__WHAT THE TASK ASKS__.
Give back the entire listing verbatim.

__MATERIAL FOR THE TASK__.
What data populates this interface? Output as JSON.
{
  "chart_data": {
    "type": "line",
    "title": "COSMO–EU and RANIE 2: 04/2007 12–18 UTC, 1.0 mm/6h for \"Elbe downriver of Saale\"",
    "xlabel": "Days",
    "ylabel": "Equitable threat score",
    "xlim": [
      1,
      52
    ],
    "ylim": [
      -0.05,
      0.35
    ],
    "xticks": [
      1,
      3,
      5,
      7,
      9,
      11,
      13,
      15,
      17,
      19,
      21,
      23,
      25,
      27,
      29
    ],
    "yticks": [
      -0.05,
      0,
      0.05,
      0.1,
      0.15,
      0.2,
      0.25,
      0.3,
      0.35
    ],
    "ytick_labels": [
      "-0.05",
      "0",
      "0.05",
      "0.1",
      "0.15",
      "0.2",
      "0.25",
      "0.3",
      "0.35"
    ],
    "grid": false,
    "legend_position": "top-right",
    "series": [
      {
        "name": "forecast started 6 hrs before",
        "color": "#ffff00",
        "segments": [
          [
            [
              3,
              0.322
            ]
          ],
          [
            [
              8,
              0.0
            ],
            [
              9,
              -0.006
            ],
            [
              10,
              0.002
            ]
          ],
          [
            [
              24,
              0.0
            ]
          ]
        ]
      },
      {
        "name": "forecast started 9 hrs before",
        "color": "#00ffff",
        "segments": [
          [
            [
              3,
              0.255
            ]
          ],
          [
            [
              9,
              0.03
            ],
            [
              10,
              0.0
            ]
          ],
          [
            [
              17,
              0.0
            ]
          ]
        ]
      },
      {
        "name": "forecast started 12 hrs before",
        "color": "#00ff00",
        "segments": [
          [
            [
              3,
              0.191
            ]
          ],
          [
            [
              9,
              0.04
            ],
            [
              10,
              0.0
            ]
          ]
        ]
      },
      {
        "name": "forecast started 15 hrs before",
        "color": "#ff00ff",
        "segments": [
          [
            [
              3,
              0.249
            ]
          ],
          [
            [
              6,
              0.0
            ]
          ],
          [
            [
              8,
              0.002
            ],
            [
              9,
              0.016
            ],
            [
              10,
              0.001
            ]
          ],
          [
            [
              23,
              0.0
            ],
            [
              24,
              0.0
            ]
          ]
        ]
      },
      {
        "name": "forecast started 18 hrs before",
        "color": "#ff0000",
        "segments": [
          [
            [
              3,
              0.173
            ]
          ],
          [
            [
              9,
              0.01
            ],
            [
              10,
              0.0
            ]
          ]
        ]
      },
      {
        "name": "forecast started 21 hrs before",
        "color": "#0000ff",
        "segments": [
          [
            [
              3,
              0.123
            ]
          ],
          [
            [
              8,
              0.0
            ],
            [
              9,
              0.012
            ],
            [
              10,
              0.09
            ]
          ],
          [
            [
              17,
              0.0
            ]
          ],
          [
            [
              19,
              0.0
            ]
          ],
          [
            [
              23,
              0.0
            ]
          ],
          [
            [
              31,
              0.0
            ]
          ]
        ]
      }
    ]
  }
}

__ANSWER TO THE PROBLEM__.
What data populates this interface? Output as JSON.
{
  "chart_data": {
    "type": "line",
    "title": "COSMO–EU and RANIE 2: 04/2007 12–18 UTC, 1.0 mm/6h for \"Elbe downriver of Saale\"",
    "xlabel": "Days",
    "ylabel": "Equitable threat score",
    "xlim": [
      1,
      52
    ],
    "ylim": [
      -0.05,
      0.35
    ],
    "xticks": [
      1,
      3,
      5,
      7,
      9,
      11,
      13,
      15,
      17,
      19,
      21,
      23,
      25,
      27,
      29
    ],
    "yticks": [
      -0.05,
      0,
      0.05,
      0.1,
      0.15,
      0.2,
      0.25,
      0.3,
      0.35
    ],
    "ytick_labels": [
      "-0.05",
      "0",
      "0.05",
      "0.1",
      "0.15",
      "0.2",
      "0.25",
      "0.3",
      "0.35"
    ],
    "grid": false,
    "legend_position": "top-right",
    "series": [
      {
        "name": "forecast started 6 hrs before",
        "color": "#ffff00",
        "segments": [
          [
            [
              3,
              0.322
            ]
          ],
          [
            [
              8,
              0.0
            ],
            [
              9,
              -0.006
            ],
            [
              10,
              0.002
            ]
          ],
          [
            [
              24,
              0.0
            ]
          ]
        ]
      },
      {
        "name": "forecast started 9 hrs before",
        "color": "#00ffff",
        "segments": [
          [
            [
              3,
              0.255
            ]
          ],
          [
            [
              9,
              0.03
            ],
            [
              10,
              0.0
            ]
          ],
          [
            [
              17,
              0.0
            ]
          ]
        ]
      },
      {
        "name": "forecast started 12 hrs before",
        "color": "#00ff00",
        "segments": [
          [
            [
              3,
              0.191
            ]
          ],
          [
            [
              9,
              0.04
            ],
            [
              10,
              0.0
            ]
          ]
        ]
      },
      {
        "name": "forecast started 15 hrs before",
        "color": "#ff00ff",
        "segments": [
          [
            [
              3,
              0.249
            ]
          ],
          [
            [
              6,
              0.0
            ]
          ],
          [
            [
              8,
              0.002
            ],
            [
              9,
              0.016
            ],
            [
              10,
              0.001
            ]
          ],
          [
            [
              23,
              0.0
            ],
            [
              24,
              0.0
            ]
          ]
        ]
      },
      {
        "name": "forecast started 18 hrs before",
        "color": "#ff0000",
        "segments": [
          [
            [
              3,
              0.173
            ]
          ],
          [
            [
              9,
              0.01
            ],
            [
              10,
              0.0
            ]
          ]
        ]
      },
      {
        "name": "forecast started 21 hrs before",
        "color": "#0000ff",
        "segments": [
          [
            [
              3,
              0.123
            ]
          ],
          [
            [
              8,
              0.0
            ],
            [
              9,
              0.012
            ],
            [
              10,
              0.09
            ]
          ],
          [
            [
              17,
              0.0
            ]
          ],
          [
            [
              19,
              0.0
            ]
          ],
          [
            [
              23,
              0.0
            ]
          ],
          [
            [
              31,
              0.0
            ]
          ]
        ]
      }
    ]
  }
}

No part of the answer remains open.